Record excerpts:
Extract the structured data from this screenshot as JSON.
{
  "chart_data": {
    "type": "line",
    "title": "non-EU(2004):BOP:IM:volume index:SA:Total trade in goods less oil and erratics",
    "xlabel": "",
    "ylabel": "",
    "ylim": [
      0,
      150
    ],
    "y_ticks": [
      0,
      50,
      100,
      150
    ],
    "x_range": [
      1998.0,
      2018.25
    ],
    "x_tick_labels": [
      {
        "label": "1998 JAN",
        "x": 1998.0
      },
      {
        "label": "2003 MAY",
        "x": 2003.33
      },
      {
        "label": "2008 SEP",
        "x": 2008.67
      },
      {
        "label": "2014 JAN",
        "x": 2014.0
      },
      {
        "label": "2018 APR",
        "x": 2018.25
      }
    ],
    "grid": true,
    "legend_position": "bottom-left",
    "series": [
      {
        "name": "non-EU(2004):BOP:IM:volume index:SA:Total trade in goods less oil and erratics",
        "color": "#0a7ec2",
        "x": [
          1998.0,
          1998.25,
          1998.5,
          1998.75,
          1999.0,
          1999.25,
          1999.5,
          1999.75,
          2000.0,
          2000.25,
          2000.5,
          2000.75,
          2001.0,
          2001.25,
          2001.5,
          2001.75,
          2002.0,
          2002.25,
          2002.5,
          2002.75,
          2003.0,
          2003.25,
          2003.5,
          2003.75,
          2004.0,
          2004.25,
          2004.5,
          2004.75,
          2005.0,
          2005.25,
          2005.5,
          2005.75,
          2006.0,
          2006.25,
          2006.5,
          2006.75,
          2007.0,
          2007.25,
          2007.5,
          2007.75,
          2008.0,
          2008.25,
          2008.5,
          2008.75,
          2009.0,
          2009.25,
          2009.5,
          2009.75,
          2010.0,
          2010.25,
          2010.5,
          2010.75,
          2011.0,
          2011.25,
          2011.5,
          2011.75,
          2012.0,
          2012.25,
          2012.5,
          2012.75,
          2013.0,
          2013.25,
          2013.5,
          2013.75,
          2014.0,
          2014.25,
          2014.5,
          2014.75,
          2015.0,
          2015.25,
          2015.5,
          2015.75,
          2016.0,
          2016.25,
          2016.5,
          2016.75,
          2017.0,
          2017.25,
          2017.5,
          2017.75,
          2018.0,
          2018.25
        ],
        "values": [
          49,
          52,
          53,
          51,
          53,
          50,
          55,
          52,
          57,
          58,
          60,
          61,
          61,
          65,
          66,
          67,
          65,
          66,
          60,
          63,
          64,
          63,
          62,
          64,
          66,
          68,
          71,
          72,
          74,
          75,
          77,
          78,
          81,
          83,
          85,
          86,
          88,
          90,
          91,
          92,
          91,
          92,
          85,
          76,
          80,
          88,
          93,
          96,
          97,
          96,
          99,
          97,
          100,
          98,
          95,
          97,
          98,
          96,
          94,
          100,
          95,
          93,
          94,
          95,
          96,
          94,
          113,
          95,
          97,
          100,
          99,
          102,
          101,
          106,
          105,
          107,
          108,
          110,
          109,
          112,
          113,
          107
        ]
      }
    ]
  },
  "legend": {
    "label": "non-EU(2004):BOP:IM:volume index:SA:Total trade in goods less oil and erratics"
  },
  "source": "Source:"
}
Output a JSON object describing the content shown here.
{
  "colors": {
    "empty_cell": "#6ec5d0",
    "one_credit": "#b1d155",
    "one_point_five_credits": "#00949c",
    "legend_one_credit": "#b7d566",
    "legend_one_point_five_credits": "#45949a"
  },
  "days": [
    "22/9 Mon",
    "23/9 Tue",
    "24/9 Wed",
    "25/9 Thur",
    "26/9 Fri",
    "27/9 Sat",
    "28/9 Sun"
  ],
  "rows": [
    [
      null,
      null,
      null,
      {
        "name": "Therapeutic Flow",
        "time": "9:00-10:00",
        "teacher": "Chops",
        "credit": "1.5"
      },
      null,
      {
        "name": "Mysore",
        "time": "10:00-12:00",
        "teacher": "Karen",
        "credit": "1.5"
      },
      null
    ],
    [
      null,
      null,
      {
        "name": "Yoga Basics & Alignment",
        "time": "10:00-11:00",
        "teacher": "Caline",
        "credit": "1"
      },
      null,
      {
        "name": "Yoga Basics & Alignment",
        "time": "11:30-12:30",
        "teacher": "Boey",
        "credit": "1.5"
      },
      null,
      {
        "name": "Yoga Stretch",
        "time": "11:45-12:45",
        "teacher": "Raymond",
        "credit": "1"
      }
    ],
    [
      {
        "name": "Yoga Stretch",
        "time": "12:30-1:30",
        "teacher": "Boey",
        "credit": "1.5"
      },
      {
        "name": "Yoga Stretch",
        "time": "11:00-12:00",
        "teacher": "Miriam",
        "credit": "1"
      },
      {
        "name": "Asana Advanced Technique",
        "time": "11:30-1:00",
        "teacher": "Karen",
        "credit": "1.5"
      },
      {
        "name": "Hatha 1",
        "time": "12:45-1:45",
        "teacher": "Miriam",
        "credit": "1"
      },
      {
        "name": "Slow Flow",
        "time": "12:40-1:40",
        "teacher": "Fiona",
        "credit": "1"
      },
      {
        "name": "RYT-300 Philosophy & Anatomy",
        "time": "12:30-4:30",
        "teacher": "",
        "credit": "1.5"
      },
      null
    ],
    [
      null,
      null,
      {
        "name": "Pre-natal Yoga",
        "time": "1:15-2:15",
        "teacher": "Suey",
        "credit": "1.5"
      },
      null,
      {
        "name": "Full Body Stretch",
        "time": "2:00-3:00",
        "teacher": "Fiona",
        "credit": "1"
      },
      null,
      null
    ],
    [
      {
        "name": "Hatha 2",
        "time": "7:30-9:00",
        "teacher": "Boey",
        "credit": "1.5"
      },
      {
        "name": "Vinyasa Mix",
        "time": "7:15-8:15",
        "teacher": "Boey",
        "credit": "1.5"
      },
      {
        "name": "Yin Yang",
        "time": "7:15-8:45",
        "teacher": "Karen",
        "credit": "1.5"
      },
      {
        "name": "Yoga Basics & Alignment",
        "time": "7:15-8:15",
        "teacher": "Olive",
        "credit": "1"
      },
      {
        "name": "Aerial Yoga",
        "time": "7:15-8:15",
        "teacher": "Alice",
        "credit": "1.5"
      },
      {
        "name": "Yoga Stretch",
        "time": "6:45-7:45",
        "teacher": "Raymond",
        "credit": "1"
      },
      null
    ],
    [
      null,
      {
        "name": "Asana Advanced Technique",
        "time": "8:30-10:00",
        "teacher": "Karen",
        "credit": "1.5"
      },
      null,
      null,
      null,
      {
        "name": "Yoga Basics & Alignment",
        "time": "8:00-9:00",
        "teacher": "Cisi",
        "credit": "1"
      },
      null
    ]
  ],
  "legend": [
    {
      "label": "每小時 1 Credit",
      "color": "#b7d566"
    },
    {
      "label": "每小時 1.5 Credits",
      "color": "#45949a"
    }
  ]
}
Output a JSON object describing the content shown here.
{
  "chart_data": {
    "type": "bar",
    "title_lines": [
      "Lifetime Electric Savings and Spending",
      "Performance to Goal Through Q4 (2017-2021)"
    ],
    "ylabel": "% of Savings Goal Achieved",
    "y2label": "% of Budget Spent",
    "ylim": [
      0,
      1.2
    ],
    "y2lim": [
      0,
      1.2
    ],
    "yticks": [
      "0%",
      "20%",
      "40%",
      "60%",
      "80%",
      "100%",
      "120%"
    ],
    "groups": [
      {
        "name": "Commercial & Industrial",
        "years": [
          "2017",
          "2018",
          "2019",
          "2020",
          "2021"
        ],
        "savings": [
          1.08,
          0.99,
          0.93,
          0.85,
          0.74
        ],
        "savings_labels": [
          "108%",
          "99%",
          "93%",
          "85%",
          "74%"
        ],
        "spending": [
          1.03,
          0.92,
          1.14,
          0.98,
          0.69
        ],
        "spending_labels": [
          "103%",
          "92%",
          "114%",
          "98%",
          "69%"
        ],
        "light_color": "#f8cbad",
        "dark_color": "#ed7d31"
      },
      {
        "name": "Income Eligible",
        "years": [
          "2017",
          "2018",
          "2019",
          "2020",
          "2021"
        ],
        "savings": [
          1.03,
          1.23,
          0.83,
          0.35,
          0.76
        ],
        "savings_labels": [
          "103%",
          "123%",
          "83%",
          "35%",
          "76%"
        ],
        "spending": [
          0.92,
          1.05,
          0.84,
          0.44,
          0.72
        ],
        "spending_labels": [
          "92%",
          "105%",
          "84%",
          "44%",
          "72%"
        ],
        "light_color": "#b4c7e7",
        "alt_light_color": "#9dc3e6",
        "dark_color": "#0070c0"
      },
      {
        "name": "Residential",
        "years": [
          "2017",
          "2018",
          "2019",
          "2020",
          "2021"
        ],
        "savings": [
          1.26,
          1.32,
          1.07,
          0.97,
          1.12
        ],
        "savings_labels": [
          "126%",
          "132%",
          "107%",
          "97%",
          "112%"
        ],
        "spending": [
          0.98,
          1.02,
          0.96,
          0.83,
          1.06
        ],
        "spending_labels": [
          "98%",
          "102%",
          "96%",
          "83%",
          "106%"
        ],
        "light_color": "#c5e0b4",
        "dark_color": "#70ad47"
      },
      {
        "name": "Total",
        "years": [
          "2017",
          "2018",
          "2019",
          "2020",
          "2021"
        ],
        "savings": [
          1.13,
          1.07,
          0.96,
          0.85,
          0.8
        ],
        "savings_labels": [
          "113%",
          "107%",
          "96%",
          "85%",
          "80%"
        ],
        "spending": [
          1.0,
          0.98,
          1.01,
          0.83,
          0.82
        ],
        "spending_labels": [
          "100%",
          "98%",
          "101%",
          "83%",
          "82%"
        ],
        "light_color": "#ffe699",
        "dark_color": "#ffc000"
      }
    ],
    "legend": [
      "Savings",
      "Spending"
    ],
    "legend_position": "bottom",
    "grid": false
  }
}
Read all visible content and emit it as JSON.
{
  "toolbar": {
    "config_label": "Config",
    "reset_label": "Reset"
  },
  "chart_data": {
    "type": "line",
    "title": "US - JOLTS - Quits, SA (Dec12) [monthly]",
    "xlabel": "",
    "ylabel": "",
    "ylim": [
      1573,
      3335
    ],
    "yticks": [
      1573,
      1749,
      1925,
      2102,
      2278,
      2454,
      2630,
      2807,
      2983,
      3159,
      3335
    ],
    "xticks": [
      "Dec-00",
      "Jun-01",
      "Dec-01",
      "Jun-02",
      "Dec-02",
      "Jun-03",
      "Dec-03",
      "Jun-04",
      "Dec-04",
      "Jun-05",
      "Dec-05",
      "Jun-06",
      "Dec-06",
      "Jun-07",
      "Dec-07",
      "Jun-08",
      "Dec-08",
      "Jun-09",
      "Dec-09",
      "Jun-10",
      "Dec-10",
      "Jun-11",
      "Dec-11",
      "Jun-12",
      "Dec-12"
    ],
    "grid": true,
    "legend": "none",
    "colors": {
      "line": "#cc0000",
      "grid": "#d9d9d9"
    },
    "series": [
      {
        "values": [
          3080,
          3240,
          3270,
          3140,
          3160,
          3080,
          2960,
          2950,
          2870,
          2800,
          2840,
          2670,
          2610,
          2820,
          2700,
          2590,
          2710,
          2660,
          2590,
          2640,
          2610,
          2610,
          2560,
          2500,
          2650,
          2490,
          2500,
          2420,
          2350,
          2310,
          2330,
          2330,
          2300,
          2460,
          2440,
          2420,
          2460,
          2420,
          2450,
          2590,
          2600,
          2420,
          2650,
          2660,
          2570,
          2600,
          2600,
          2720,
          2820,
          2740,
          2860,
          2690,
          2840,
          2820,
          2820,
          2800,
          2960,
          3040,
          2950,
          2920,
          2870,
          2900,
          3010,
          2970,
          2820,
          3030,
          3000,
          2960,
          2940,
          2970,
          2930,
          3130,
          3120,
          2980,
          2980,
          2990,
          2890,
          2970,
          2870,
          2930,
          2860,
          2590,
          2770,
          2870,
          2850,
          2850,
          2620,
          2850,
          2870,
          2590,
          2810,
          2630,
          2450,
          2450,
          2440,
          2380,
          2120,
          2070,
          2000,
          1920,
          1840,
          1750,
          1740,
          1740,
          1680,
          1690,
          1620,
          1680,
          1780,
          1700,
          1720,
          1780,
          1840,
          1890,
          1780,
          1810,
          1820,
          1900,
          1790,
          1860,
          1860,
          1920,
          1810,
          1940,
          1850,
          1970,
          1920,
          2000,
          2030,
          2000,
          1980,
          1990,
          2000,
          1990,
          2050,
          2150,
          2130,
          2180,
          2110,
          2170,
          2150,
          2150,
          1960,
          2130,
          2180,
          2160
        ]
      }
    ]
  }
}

Your instructions: Say how many lines hold the word "Goal", giving the number and nothing else.

Finished exercise: 2